Collected data:
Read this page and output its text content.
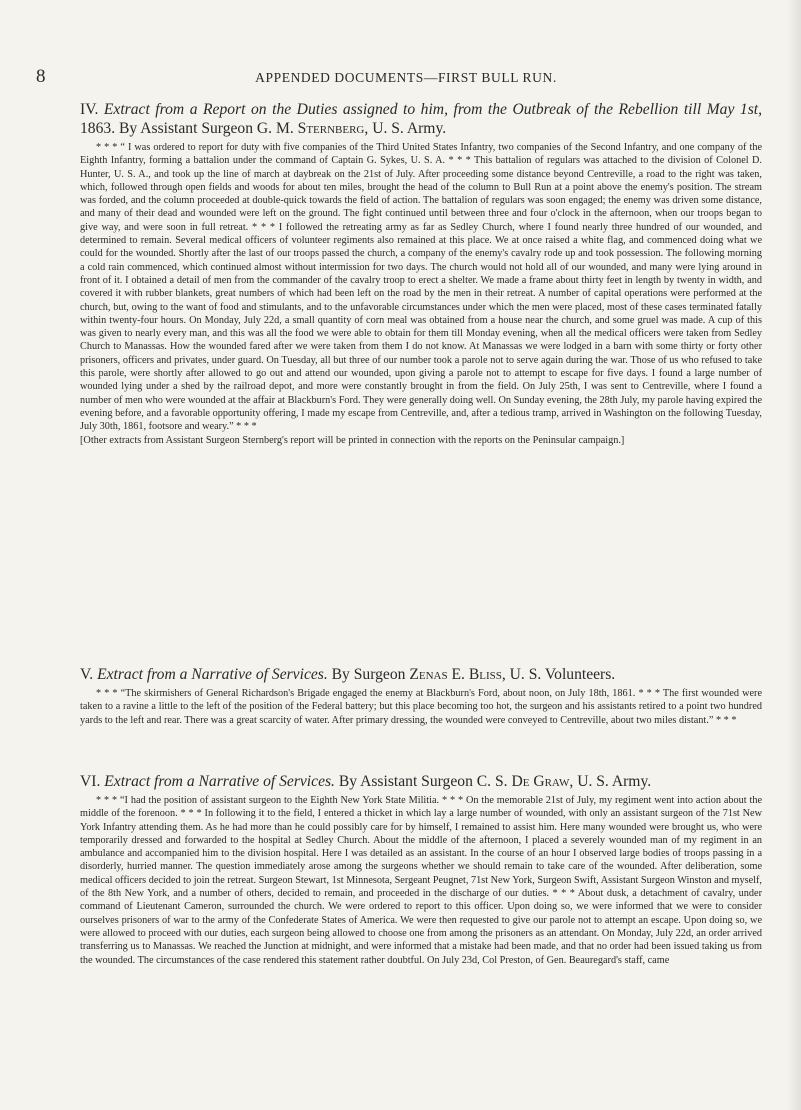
8	APPENDED DOCUMENTS—FIRST BULL RUN.
IV. Extract from a Report on the Duties assigned to him, from the Outbreak of the Rebellion till May 1st, 1863. By Assistant Surgeon G. M. Sternberg, U. S. Army.

* * * “ I was ordered to report for duty with five companies of the Third United States Infantry, two companies of the Second Infantry, and one company of the Eighth Infantry, forming a battalion under the command of Captain G. Sykes, U. S. A. * * * This battalion of regulars was attached to the division of Colonel D. Hunter, U. S. A., and took up the line of march at daybreak on the 21st of July. After proceeding some distance beyond Centreville, a road to the right was taken, which, followed through open fields and woods for about ten miles, brought the head of the column to Bull Run at a point above the enemy's position. The stream was forded, and the column proceeded at double-quick towards the field of action. The battalion of regulars was soon engaged; the enemy was driven some distance, and many of their dead and wounded were left on the ground. The fight continued until between three and four o'clock in the afternoon, when our troops began to give way, and were soon in full retreat. * * * I followed the retreating army as far as Sedley Church, where I found nearly three hundred of our wounded, and determined to remain. Several medical officers of volunteer regiments also remained at this place. We at once raised a white flag, and commenced doing what we could for the wounded. Shortly after the last of our troops passed the church, a company of the enemy's cavalry rode up and took possession. The following morning a cold rain commenced, which continued almost without intermission for two days. The church would not hold all of our wounded, and many were lying around in front of it. I obtained a detail of men from the commander of the cavalry troop to erect a shelter. We made a frame about thirty feet in length by twenty in width, and covered it with rubber blankets, great numbers of which had been left on the road by the men in their retreat. A number of capital operations were performed at the church, but, owing to the want of food and stimulants, and to the unfavorable circumstances under which the men were placed, most of these cases terminated fatally within twenty-four hours. On Monday, July 22d, a small quantity of corn meal was obtained from a house near the church, and some gruel was made. A cup of this was given to nearly every man, and this was all the food we were able to obtain for them till Monday evening, when all the medical officers were taken from Sedley Church to Manassas. How the wounded fared after we were taken from them I do not know. At Manassas we were lodged in a barn with some thirty or forty other prisoners, officers and privates, under guard. On Tuesday, all but three of our number took a parole not to serve again during the war. Those of us who refused to take this parole, were shortly after allowed to go out and attend our wounded, upon giving a parole not to attempt to escape for five days. I found a large number of wounded lying under a shed by the railroad depot, and more were constantly brought in from the field. On July 25th, I was sent to Centreville, where I found a number of men who were wounded at the affair at Blackburn's Ford. They were generally doing well. On Sunday evening, the 28th July, my parole having expired the evening before, and a favorable opportunity offering, I made my escape from Centreville, and, after a tedious tramp, arrived in Washington on the following Tuesday, July 30th, 1861, footsore and weary.” * * *

[Other extracts from Assistant Surgeon Sternberg's report will be printed in connection with the reports on the Peninsular campaign.]

V. Extract from a Narrative of Services. By Surgeon Zenas E. Bliss, U. S. Volunteers.

* * * “The skirmishers of General Richardson's Brigade engaged the enemy at Blackburn's Ford, about noon, on July 18th, 1861. * * * The first wounded were taken to a ravine a little to the left of the position of the Federal battery; but this place becoming too hot, the surgeon and his assistants retired to a point two hundred yards to the left and rear. There was a great scarcity of water. After primary dressing, the wounded were conveyed to Centreville, about two miles distant.” * * *

VI. Extract from a Narrative of Services. By Assistant Surgeon C. S. De Graw, U. S. Army.

* * * “I had the position of assistant surgeon to the Eighth New York State Militia. * * * On the memorable 21st of July, my regiment went into action about the middle of the forenoon. * * * In following it to the field, I entered a thicket in which lay a large number of wounded, with only an assistant surgeon of the 71st New York Infantry attending them. As he had more than he could possibly care for by himself, I remained to assist him. Here many wounded were brought us, who were temporarily dressed and forwarded to the hospital at Sedley Church. About the middle of the afternoon, I placed a severely wounded man of my regiment in an ambulance and accompanied him to the division hospital. Here I was detailed as an assistant. In the course of an hour I observed large bodies of troops passing in a disorderly, hurried manner. The question immediately arose among the surgeons whether we should remain to take care of the wounded. After deliberation, some medical officers decided to join the retreat. Surgeon Stewart, 1st Minnesota, Sergeant Peugnet, 71st New York, Surgeon Swift, Assistant Surgeon Winston and myself, of the 8th New York, and a number of others, decided to remain, and proceeded in the discharge of our duties. * * * About dusk, a detachment of cavalry, under command of Lieutenant Cameron, surrounded the church. We were ordered to report to this officer. Upon doing so, we were informed that we were to consider ourselves prisoners of war to the army of the Confederate States of America. We were then requested to give our parole not to attempt an escape. Upon doing so, we were allowed to proceed with our duties, each surgeon being allowed to choose one from among the prisoners as an attendant. On Monday, July 22d, an order arrived transferring us to Manassas. We reached the Junction at midnight, and were informed that a mistake had been made, and that no order had been issued taking us from the wounded. The circumstances of the case rendered this statement rather doubtful. On July 23d, Col Preston, of Gen. Beauregard's staff, came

#### Written problem
From the listing, extract all text exactly as given and drop any picture.

#### Worked answer
Read this page and output its text content.
8	APPENDED DOCUMENTS—FIRST BULL RUN.
IV. Extract from a Report on the Duties assigned to him, from the Outbreak of the Rebellion till May 1st, 1863. By Assistant Surgeon G. M. Sternberg, U. S. Army.

* * * “ I was ordered to report for duty with five companies of the Third United States Infantry, two companies of the Second Infantry, and one company of the Eighth Infantry, forming a battalion under the command of Captain G. Sykes, U. S. A. * * * This battalion of regulars was attached to the division of Colonel D. Hunter, U. S. A., and took up the line of march at daybreak on the 21st of July. After proceeding some distance beyond Centreville, a road to the right was taken, which, followed through open fields and woods for about ten miles, brought the head of the column to Bull Run at a point above the enemy's position. The stream was forded, and the column proceeded at double-quick towards the field of action. The battalion of regulars was soon engaged; the enemy was driven some distance, and many of their dead and wounded were left on the ground. The fight continued until between three and four o'clock in the afternoon, when our troops began to give way, and were soon in full retreat. * * * I followed the retreating army as far as Sedley Church, where I found nearly three hundred of our wounded, and determined to remain. Several medical officers of volunteer regiments also remained at this place. We at once raised a white flag, and commenced doing what we could for the wounded. Shortly after the last of our troops passed the church, a company of the enemy's cavalry rode up and took possession. The following morning a cold rain commenced, which continued almost without intermission for two days. The church would not hold all of our wounded, and many were lying around in front of it. I obtained a detail of men from the commander of the cavalry troop to erect a shelter. We made a frame about thirty feet in length by twenty in width, and covered it with rubber blankets, great numbers of which had been left on the road by the men in their retreat. A number of capital operations were performed at the church, but, owing to the want of food and stimulants, and to the unfavorable circumstances under which the men were placed, most of these cases terminated fatally within twenty-four hours. On Monday, July 22d, a small quantity of corn meal was obtained from a house near the church, and some gruel was made. A cup of this was given to nearly every man, and this was all the food we were able to obtain for them till Monday evening, when all the medical officers were taken from Sedley Church to Manassas. How the wounded fared after we were taken from them I do not know. At Manassas we were lodged in a barn with some thirty or forty other prisoners, officers and privates, under guard. On Tuesday, all but three of our number took a parole not to serve again during the war. Those of us who refused to take this parole, were shortly after allowed to go out and attend our wounded, upon giving a parole not to attempt to escape for five days. I found a large number of wounded lying under a shed by the railroad depot, and more were constantly brought in from the field. On July 25th, I was sent to Centreville, where I found a number of men who were wounded at the affair at Blackburn's Ford. They were generally doing well. On Sunday evening, the 28th July, my parole having expired the evening before, and a favorable opportunity offering, I made my escape from Centreville, and, after a tedious tramp, arrived in Washington on the following Tuesday, July 30th, 1861, footsore and weary.” * * *

[Other extracts from Assistant Surgeon Sternberg's report will be printed in connection with the reports on the Peninsular campaign.]

V. Extract from a Narrative of Services. By Surgeon Zenas E. Bliss, U. S. Volunteers.

* * * “The skirmishers of General Richardson's Brigade engaged the enemy at Blackburn's Ford, about noon, on July 18th, 1861. * * * The first wounded were taken to a ravine a little to the left of the position of the Federal battery; but this place becoming too hot, the surgeon and his assistants retired to a point two hundred yards to the left and rear. There was a great scarcity of water. After primary dressing, the wounded were conveyed to Centreville, about two miles distant.” * * *

VI. Extract from a Narrative of Services. By Assistant Surgeon C. S. De Graw, U. S. Army.

* * * “I had the position of assistant surgeon to the Eighth New York State Militia. * * * On the memorable 21st of July, my regiment went into action about the middle of the forenoon. * * * In following it to the field, I entered a thicket in which lay a large number of wounded, with only an assistant surgeon of the 71st New York Infantry attending them. As he had more than he could possibly care for by himself, I remained to assist him. Here many wounded were brought us, who were temporarily dressed and forwarded to the hospital at Sedley Church. About the middle of the afternoon, I placed a severely wounded man of my regiment in an ambulance and accompanied him to the division hospital. Here I was detailed as an assistant. In the course of an hour I observed large bodies of troops passing in a disorderly, hurried manner. The question immediately arose among the surgeons whether we should remain to take care of the wounded. After deliberation, some medical officers decided to join the retreat. Surgeon Stewart, 1st Minnesota, Sergeant Peugnet, 71st New York, Surgeon Swift, Assistant Surgeon Winston and myself, of the 8th New York, and a number of others, decided to remain, and proceeded in the discharge of our duties. * * * About dusk, a detachment of cavalry, under command of Lieutenant Cameron, surrounded the church. We were ordered to report to this officer. Upon doing so, we were informed that we were to consider ourselves prisoners of war to the army of the Confederate States of America. We were then requested to give our parole not to attempt an escape. Upon doing so, we were allowed to proceed with our duties, each surgeon being allowed to choose one from among the prisoners as an attendant. On Monday, July 22d, an order arrived transferring us to Manassas. We reached the Junction at midnight, and were informed that a mistake had been made, and that no order had been issued taking us from the wounded. The circumstances of the case rendered this statement rather doubtful. On July 23d, Col Preston, of Gen. Beauregard's staff, came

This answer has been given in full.